**DO THIS**
Copy out all lines carrying the word "label".

**AVAILABLE DATA**
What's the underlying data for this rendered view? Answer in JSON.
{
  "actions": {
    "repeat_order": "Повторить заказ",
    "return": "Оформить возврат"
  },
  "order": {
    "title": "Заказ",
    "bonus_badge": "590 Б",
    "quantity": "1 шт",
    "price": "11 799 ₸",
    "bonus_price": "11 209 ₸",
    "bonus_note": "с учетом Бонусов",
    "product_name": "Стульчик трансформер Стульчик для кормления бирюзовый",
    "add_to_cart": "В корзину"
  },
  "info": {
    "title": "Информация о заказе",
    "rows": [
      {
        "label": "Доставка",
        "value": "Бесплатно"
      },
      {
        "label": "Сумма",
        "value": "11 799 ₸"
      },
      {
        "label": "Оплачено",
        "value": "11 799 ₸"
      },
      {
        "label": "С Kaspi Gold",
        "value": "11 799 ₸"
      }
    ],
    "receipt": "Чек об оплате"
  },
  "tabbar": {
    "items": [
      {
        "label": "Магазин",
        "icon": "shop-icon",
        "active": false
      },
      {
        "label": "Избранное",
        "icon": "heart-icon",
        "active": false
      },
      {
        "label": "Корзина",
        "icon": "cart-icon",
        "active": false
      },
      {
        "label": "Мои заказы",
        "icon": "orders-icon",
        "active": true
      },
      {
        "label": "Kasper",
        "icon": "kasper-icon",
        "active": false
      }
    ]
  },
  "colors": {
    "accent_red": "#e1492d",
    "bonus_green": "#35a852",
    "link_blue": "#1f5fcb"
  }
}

**ANSWER TO THE EXERCISE**
        "label": "Доставка",
        "label": "Сумма",
        "label": "Оплачено",
        "label": "С Kaspi Gold",
        "label": "Магазин",
        "label": "Избранное",
        "label": "Корзина",
        "label": "Мои заказы",
        "label": "Kasper",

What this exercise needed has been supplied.